■ What to do: Repeat all of the data precisely.

■ Data lines:
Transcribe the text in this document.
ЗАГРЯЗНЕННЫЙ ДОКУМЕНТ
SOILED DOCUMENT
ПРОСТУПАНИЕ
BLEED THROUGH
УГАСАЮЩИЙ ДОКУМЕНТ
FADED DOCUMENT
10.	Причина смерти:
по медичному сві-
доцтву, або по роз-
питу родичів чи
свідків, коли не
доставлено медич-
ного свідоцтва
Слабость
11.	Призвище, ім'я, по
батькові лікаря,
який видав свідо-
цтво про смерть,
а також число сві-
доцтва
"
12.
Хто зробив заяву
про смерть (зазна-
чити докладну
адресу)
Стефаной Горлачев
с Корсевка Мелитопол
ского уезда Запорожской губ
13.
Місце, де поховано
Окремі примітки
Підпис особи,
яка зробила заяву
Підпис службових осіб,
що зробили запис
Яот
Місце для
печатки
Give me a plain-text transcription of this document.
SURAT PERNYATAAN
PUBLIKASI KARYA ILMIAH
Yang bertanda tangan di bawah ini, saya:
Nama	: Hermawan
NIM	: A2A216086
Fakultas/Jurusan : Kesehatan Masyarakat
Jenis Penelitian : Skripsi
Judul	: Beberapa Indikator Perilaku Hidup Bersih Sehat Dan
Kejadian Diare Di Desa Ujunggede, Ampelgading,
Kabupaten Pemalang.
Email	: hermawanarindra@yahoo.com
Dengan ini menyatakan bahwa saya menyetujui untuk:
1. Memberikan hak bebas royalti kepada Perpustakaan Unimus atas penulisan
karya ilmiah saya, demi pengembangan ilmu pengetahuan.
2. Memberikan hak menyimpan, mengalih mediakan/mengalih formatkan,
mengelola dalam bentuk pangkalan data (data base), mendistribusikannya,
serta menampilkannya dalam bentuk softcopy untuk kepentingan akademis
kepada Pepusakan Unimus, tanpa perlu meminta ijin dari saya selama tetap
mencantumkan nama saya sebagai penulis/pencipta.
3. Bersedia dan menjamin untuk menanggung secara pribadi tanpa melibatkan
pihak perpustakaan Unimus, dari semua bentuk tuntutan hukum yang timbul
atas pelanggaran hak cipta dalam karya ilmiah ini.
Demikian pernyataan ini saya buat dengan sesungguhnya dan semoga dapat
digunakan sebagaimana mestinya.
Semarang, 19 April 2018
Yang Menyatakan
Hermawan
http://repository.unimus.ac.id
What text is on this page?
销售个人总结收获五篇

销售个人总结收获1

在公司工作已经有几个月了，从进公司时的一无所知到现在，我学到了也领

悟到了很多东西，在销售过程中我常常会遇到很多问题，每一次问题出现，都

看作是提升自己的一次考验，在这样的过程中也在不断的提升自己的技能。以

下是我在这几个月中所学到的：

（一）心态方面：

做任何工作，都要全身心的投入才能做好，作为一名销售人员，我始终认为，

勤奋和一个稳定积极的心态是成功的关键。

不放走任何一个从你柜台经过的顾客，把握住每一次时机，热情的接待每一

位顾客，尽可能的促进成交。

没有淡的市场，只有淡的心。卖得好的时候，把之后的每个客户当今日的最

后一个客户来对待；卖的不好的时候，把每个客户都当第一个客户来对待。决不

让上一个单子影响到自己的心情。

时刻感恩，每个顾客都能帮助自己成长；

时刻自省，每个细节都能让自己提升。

■ Exercise output:
Transcribe the text in this document.
ЗАГРЯЗНЕННЫЙ ДОКУМЕНТ
SOILED DOCUMENT
ПРОСТУПАНИЕ
BLEED THROUGH
УГАСАЮЩИЙ ДОКУМЕНТ
FADED DOCUMENT
10.	Причина смерти:
по медичному сві-
доцтву, або по роз-
питу родичів чи
свідків, коли не
доставлено медич-
ного свідоцтва
Слабость
11.	Призвище, ім'я, по
батькові лікаря,
який видав свідо-
цтво про смерть,
а також число сві-
доцтва
"
12.
Хто зробив заяву
про смерть (зазна-
чити докладну
адресу)
Стефаной Горлачев
с Корсевка Мелитопол
ского уезда Запорожской губ
13.
Місце, де поховано
Окремі примітки
Підпис особи,
яка зробила заяву
Підпис службових осіб,
що зробили запис
Яот
Місце для
печатки
Give me a plain-text transcription of this document.
SURAT PERNYATAAN
PUBLIKASI KARYA ILMIAH
Yang bertanda tangan di bawah ini, saya:
Nama	: Hermawan
NIM	: A2A216086
Fakultas/Jurusan : Kesehatan Masyarakat
Jenis Penelitian : Skripsi
Judul	: Beberapa Indikator Perilaku Hidup Bersih Sehat Dan
Kejadian Diare Di Desa Ujunggede, Ampelgading,
Kabupaten Pemalang.
Email	: hermawanarindra@yahoo.com
Dengan ini menyatakan bahwa saya menyetujui untuk:
1. Memberikan hak bebas royalti kepada Perpustakaan Unimus atas penulisan
karya ilmiah saya, demi pengembangan ilmu pengetahuan.
2. Memberikan hak menyimpan, mengalih mediakan/mengalih formatkan,
mengelola dalam bentuk pangkalan data (data base), mendistribusikannya,
serta menampilkannya dalam bentuk softcopy untuk kepentingan akademis
kepada Pepusakan Unimus, tanpa perlu meminta ijin dari saya selama tetap
mencantumkan nama saya sebagai penulis/pencipta.
3. Bersedia dan menjamin untuk menanggung secara pribadi tanpa melibatkan
pihak perpustakaan Unimus, dari semua bentuk tuntutan hukum yang timbul
atas pelanggaran hak cipta dalam karya ilmiah ini.
Demikian pernyataan ini saya buat dengan sesungguhnya dan semoga dapat
digunakan sebagaimana mestinya.
Semarang, 19 April 2018
Yang Menyatakan
Hermawan
http://repository.unimus.ac.id
What text is on this page?
销售个人总结收获五篇

销售个人总结收获1

在公司工作已经有几个月了，从进公司时的一无所知到现在，我学到了也领

悟到了很多东西，在销售过程中我常常会遇到很多问题，每一次问题出现，都

看作是提升自己的一次考验，在这样的过程中也在不断的提升自己的技能。以

下是我在这几个月中所学到的：

（一）心态方面：

做任何工作，都要全身心的投入才能做好，作为一名销售人员，我始终认为，

勤奋和一个稳定积极的心态是成功的关键。

不放走任何一个从你柜台经过的顾客，把握住每一次时机，热情的接待每一

位顾客，尽可能的促进成交。

没有淡的市场，只有淡的心。卖得好的时候，把之后的每个客户当今日的最

后一个客户来对待；卖的不好的时候，把每个客户都当第一个客户来对待。决不

让上一个单子影响到自己的心情。

时刻感恩，每个顾客都能帮助自己成长；

时刻自省，每个细节都能让自己提升。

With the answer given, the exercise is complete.